> [TASK INSTRUCTIONS]
Locate the lines that hold the string "this". Copy every such line.

==== ENTRIES SHOWN

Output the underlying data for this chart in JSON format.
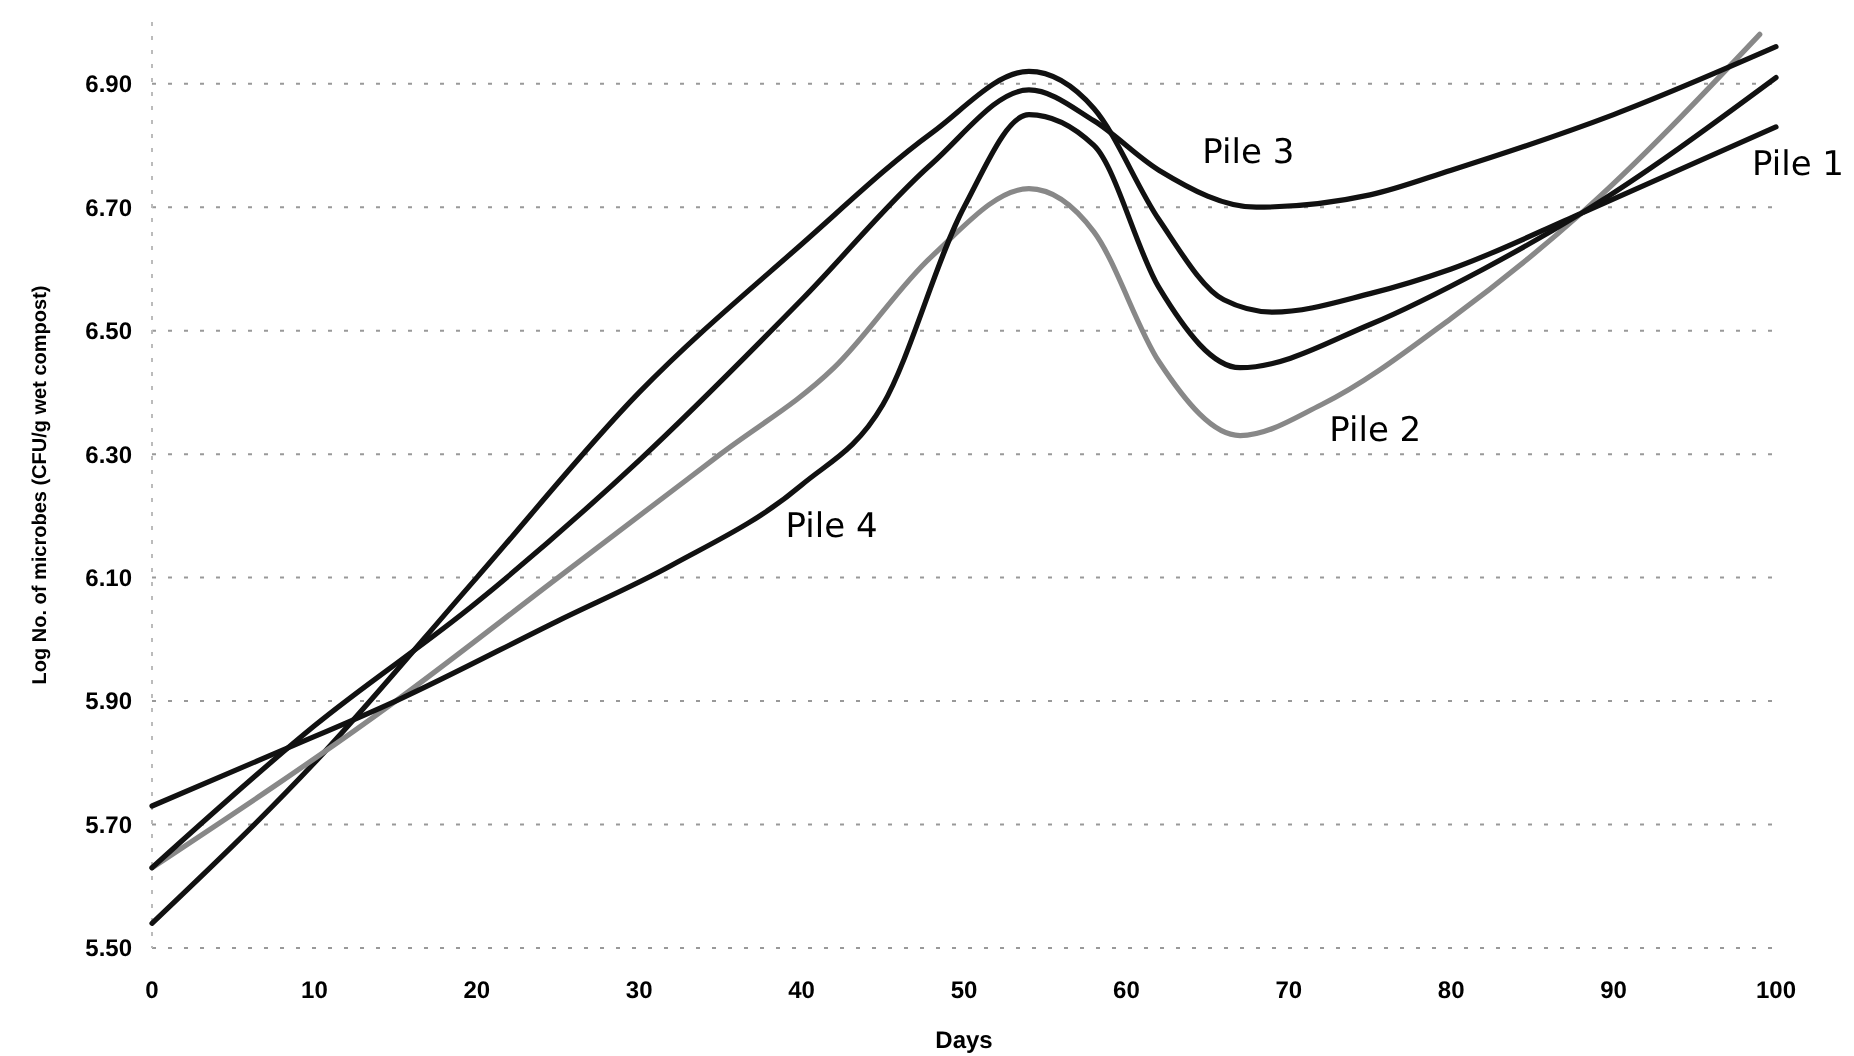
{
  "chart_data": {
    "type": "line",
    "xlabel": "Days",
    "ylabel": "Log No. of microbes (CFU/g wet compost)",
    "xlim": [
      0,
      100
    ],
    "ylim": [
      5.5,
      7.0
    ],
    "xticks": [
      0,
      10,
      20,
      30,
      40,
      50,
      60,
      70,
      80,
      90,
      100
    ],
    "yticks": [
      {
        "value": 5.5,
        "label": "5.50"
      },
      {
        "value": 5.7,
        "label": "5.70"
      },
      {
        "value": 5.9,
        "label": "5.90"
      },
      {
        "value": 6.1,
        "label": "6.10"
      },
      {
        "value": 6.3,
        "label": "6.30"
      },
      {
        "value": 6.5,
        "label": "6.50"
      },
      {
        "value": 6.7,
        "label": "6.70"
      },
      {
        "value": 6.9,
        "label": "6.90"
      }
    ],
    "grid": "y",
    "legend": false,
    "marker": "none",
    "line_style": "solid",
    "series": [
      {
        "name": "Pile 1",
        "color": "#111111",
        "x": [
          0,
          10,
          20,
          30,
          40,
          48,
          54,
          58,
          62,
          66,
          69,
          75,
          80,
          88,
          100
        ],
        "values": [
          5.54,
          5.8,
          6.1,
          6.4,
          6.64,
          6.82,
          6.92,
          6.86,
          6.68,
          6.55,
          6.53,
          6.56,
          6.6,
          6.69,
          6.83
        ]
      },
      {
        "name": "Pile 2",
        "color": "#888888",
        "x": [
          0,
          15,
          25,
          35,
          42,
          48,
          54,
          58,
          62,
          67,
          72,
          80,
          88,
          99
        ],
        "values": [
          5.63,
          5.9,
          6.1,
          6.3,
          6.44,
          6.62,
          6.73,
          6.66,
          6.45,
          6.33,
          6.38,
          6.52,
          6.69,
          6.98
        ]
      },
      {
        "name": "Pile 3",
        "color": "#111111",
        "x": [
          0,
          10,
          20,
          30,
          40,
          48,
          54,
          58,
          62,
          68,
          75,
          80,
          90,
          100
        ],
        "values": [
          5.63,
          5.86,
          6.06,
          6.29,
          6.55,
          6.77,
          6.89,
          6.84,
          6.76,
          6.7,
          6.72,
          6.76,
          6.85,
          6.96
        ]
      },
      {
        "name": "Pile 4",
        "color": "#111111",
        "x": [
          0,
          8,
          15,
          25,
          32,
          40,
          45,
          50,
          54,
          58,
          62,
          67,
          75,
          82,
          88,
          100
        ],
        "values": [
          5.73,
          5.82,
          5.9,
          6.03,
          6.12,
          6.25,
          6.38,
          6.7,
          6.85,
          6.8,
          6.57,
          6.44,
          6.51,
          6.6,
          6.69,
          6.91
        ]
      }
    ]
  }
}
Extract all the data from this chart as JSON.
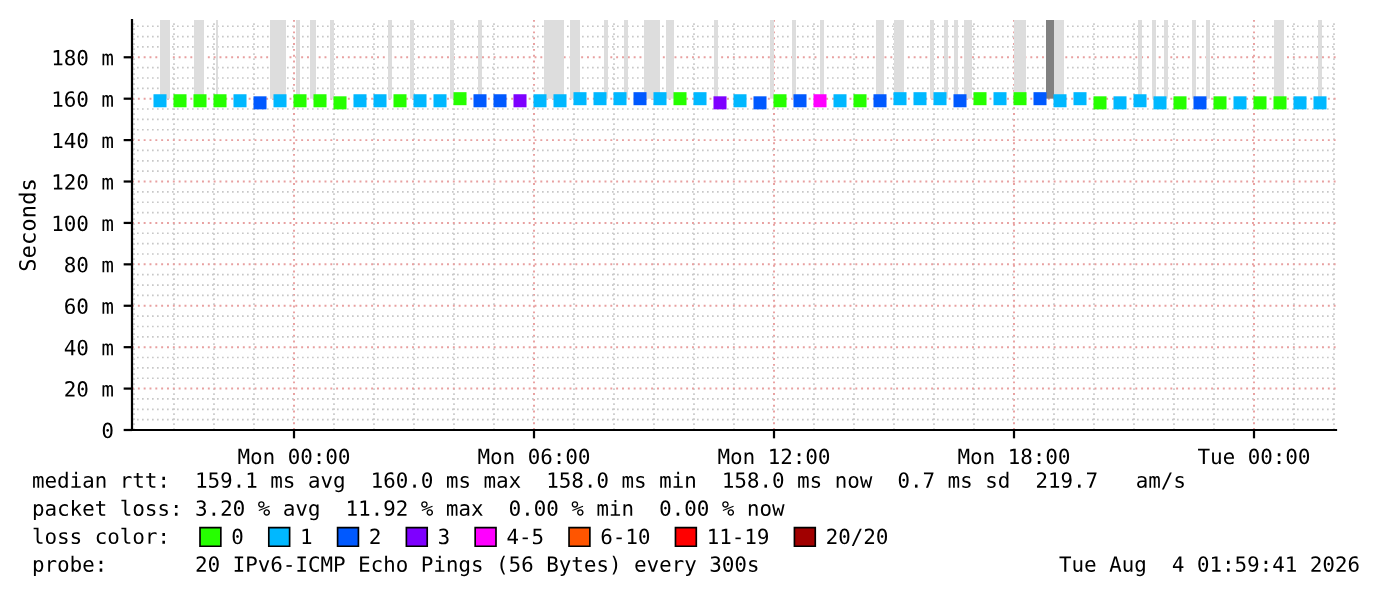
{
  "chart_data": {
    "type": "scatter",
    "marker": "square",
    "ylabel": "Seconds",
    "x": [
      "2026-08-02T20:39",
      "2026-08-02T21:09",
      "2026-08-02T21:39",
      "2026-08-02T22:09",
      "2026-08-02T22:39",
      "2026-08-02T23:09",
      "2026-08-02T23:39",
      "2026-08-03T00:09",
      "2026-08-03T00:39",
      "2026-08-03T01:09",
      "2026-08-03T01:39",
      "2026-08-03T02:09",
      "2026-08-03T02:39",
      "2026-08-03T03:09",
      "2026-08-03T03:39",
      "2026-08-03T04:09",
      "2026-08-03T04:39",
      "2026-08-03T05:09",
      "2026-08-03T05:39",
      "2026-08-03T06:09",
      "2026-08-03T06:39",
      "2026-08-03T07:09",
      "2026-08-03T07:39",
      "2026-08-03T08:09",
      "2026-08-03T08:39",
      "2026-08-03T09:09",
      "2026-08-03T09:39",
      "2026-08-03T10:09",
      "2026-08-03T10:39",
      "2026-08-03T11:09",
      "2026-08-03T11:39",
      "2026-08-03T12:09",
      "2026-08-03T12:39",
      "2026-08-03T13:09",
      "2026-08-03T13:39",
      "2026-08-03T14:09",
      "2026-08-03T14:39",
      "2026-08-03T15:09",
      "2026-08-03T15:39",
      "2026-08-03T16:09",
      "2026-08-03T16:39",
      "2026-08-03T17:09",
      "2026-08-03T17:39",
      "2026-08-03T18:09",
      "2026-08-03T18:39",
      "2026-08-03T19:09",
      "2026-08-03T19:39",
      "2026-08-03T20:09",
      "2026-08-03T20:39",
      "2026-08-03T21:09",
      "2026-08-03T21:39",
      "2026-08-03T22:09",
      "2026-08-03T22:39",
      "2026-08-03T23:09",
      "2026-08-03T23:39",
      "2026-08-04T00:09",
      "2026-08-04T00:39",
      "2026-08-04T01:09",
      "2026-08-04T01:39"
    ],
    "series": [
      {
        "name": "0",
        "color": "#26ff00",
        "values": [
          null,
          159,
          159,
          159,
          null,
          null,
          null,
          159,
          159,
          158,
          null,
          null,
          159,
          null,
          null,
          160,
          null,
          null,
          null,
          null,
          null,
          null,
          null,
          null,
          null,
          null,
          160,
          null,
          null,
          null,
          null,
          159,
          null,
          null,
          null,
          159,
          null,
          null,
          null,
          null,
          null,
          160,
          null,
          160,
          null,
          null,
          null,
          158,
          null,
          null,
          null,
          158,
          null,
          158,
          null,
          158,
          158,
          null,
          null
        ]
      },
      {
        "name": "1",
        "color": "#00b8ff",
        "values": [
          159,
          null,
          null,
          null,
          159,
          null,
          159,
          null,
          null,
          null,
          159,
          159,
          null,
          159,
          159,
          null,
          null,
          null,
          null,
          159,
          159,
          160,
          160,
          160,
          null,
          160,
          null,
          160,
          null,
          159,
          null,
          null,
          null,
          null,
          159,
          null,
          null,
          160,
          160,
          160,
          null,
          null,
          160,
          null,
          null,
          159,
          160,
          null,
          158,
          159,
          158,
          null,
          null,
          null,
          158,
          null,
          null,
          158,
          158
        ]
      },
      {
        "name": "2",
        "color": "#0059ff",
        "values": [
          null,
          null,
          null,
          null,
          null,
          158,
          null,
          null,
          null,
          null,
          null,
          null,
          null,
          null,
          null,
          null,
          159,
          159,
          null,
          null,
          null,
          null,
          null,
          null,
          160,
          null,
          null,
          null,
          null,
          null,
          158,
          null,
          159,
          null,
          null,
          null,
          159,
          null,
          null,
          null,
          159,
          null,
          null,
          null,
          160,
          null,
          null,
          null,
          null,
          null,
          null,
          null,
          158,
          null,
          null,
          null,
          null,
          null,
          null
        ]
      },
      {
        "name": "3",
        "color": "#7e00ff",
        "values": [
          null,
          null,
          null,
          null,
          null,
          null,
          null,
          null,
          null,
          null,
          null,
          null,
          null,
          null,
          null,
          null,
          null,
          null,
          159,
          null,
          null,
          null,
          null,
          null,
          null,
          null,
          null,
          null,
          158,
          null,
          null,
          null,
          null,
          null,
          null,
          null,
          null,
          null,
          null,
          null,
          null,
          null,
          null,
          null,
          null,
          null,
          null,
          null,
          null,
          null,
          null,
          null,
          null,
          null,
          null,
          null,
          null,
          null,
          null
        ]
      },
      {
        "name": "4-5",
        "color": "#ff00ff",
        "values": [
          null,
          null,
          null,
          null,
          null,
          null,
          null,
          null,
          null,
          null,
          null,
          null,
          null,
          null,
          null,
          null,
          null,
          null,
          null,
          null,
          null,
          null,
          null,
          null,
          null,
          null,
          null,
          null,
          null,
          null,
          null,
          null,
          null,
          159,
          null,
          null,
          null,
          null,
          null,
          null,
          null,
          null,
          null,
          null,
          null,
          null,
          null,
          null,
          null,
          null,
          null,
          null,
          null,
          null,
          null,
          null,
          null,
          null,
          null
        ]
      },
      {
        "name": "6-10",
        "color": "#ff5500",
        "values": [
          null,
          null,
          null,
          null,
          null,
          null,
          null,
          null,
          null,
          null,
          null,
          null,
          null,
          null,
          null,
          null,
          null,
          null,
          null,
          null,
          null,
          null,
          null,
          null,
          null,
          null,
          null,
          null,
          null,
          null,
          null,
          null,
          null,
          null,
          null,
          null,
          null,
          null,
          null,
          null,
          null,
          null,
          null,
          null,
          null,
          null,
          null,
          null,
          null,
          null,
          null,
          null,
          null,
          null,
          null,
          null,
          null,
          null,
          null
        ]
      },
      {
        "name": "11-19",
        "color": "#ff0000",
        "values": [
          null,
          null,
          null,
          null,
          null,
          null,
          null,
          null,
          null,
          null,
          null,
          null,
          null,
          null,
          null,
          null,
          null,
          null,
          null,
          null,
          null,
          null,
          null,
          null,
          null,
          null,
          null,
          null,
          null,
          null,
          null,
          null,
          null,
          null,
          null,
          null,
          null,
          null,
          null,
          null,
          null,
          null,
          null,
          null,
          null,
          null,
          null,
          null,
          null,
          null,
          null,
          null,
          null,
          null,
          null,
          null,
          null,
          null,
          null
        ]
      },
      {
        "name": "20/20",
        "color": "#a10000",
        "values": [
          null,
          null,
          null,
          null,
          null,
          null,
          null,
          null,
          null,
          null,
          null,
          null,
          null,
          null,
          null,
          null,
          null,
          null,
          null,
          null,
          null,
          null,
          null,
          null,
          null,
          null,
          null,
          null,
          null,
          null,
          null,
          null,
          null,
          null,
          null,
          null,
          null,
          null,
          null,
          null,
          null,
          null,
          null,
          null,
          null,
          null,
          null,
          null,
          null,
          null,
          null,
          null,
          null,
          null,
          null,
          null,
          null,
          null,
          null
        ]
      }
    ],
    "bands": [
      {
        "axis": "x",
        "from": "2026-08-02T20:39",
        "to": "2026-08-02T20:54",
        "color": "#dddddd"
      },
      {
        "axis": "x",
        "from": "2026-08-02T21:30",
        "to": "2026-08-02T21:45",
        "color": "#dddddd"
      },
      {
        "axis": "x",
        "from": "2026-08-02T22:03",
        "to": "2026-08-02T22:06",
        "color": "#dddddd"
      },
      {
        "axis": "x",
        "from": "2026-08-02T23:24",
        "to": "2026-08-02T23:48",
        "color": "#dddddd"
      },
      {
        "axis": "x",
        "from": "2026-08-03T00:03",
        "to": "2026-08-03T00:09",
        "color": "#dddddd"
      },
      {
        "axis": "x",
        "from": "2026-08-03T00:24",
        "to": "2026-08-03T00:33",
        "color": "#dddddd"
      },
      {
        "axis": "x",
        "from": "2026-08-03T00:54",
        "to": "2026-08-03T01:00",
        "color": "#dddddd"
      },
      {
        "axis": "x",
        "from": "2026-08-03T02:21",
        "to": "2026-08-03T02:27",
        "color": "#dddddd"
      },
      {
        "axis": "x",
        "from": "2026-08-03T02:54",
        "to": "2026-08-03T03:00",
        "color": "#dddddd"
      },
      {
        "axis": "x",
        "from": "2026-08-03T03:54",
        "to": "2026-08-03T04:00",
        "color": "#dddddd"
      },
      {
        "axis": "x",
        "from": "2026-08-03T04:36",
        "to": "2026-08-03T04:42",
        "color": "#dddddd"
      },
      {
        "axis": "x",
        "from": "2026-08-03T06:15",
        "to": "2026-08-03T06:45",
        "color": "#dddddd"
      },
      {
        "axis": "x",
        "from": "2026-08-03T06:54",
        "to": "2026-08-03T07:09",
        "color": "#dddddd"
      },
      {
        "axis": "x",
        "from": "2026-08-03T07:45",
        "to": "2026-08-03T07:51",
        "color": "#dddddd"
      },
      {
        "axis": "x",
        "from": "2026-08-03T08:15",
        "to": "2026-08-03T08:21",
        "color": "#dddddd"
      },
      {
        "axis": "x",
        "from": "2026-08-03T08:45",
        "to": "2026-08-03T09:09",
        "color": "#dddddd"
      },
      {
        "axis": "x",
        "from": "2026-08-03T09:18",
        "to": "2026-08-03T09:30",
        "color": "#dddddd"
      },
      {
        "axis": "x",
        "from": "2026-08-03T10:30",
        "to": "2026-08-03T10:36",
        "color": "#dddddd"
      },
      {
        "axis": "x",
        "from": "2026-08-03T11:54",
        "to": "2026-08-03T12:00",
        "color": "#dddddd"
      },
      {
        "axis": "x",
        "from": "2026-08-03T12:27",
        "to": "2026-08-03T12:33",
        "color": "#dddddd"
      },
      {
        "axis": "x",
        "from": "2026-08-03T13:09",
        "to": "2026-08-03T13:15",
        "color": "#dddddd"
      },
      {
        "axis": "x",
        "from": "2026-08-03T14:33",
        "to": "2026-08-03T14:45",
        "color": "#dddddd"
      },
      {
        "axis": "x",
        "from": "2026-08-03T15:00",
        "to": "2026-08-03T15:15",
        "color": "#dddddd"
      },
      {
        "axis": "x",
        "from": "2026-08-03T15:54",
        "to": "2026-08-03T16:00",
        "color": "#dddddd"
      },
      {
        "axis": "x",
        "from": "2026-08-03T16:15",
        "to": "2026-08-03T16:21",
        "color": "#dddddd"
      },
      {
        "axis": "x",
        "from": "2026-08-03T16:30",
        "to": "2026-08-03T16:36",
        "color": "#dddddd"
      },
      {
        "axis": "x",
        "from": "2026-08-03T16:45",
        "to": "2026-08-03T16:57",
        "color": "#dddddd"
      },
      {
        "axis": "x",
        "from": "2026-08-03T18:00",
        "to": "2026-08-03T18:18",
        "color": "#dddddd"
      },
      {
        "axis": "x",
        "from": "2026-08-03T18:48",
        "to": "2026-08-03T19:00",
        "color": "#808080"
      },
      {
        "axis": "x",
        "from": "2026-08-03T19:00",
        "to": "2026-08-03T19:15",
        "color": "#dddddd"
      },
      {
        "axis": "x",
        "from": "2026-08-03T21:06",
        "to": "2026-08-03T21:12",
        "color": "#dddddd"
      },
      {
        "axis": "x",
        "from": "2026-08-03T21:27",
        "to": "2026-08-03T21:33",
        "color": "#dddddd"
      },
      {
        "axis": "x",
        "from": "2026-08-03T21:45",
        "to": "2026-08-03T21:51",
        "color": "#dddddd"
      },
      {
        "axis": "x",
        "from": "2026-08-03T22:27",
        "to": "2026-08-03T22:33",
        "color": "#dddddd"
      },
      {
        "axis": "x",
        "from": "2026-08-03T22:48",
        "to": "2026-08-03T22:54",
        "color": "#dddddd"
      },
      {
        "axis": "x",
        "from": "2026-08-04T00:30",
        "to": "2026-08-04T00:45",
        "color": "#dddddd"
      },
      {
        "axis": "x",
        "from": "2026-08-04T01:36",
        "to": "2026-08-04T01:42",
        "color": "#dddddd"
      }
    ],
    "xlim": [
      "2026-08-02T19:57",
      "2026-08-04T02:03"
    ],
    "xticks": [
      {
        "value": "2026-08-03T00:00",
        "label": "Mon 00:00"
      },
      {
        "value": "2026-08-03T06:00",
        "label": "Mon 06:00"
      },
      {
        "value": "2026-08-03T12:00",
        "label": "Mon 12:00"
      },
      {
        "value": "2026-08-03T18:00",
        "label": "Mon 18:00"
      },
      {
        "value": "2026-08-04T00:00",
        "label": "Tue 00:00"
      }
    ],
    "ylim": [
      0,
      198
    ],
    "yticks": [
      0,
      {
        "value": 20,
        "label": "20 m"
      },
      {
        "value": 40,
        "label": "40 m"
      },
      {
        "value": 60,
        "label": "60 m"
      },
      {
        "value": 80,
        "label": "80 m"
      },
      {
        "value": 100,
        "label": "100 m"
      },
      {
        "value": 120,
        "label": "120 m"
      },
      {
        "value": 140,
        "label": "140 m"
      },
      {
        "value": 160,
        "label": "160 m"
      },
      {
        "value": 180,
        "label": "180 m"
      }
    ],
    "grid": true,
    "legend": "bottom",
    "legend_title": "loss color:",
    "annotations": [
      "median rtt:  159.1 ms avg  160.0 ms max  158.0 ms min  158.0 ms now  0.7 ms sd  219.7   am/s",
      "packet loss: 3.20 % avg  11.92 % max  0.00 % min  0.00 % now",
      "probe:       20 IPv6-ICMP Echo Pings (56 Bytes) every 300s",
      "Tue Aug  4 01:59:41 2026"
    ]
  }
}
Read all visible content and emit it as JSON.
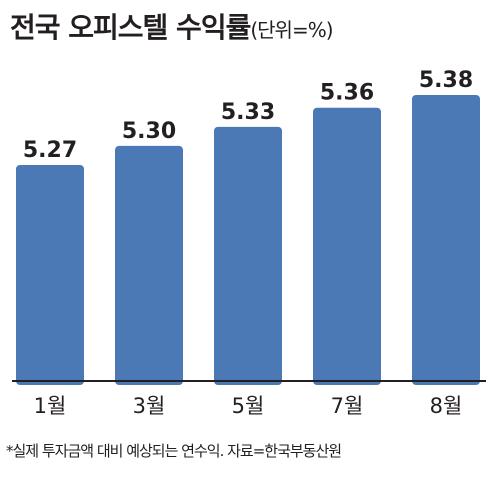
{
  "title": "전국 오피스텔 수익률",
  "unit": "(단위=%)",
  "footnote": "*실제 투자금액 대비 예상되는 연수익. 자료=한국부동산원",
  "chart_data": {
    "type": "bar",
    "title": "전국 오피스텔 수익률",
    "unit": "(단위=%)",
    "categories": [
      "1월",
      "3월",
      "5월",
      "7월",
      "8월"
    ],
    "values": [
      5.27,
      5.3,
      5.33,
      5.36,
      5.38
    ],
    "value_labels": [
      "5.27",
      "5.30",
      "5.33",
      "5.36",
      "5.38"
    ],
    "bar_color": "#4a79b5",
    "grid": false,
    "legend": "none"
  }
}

========

> [RESULT OF THE EXERCISE]
Output the underlying data for this chart in JSON format.
Extract all the data from this chart as JSON.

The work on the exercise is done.